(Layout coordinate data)
'''

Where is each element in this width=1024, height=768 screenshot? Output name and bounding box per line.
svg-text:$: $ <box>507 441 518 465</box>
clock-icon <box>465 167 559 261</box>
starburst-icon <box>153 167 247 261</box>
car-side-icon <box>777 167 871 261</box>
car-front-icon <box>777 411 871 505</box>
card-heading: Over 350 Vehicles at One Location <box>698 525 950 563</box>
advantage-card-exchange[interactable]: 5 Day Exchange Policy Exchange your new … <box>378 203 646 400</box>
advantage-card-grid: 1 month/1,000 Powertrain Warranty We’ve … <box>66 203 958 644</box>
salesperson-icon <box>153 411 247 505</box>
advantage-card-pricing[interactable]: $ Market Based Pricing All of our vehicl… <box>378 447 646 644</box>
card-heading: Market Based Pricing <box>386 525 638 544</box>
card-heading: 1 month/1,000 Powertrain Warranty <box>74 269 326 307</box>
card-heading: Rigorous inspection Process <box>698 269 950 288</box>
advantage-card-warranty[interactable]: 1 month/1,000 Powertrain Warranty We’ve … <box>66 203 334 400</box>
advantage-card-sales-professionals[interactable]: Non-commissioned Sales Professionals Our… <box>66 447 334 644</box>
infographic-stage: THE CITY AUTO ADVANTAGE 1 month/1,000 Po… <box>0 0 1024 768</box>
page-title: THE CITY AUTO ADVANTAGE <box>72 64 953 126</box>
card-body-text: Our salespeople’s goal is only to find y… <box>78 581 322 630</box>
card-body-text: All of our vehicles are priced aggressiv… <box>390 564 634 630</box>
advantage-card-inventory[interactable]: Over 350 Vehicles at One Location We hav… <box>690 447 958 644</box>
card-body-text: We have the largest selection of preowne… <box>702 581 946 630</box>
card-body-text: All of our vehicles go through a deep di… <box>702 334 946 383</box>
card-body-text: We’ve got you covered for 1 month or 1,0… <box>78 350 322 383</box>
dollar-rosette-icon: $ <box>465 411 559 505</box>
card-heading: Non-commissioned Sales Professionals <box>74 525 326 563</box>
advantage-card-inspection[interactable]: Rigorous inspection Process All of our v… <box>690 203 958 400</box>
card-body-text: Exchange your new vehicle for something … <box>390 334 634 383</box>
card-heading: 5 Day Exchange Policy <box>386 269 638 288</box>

'''

** DO THIS **
Print the lines from the first line of the rows through the line containing "page-title: THE CITY", with both ends included and every line reproduced exactly.

** FINISHED EXERCISE **
Where is each element in this width=1024, height=768 screenshot? Output name and bounding box per line.
svg-text:$: $ <box>507 441 518 465</box>
clock-icon <box>465 167 559 261</box>
starburst-icon <box>153 167 247 261</box>
car-side-icon <box>777 167 871 261</box>
car-front-icon <box>777 411 871 505</box>
card-heading: Over 350 Vehicles at One Location <box>698 525 950 563</box>
advantage-card-exchange[interactable]: 5 Day Exchange Policy Exchange your new … <box>378 203 646 400</box>
advantage-card-grid: 1 month/1,000 Powertrain Warranty We’ve … <box>66 203 958 644</box>
salesperson-icon <box>153 411 247 505</box>
advantage-card-pricing[interactable]: $ Market Based Pricing All of our vehicl… <box>378 447 646 644</box>
card-heading: Market Based Pricing <box>386 525 638 544</box>
card-heading: 1 month/1,000 Powertrain Warranty <box>74 269 326 307</box>
card-heading: Rigorous inspection Process <box>698 269 950 288</box>
advantage-card-warranty[interactable]: 1 month/1,000 Powertrain Warranty We’ve … <box>66 203 334 400</box>
advantage-card-sales-professionals[interactable]: Non-commissioned Sales Professionals Our… <box>66 447 334 644</box>
infographic-stage: THE CITY AUTO ADVANTAGE 1 month/1,000 Po… <box>0 0 1024 768</box>
page-title: THE CITY AUTO ADVANTAGE <box>72 64 953 126</box>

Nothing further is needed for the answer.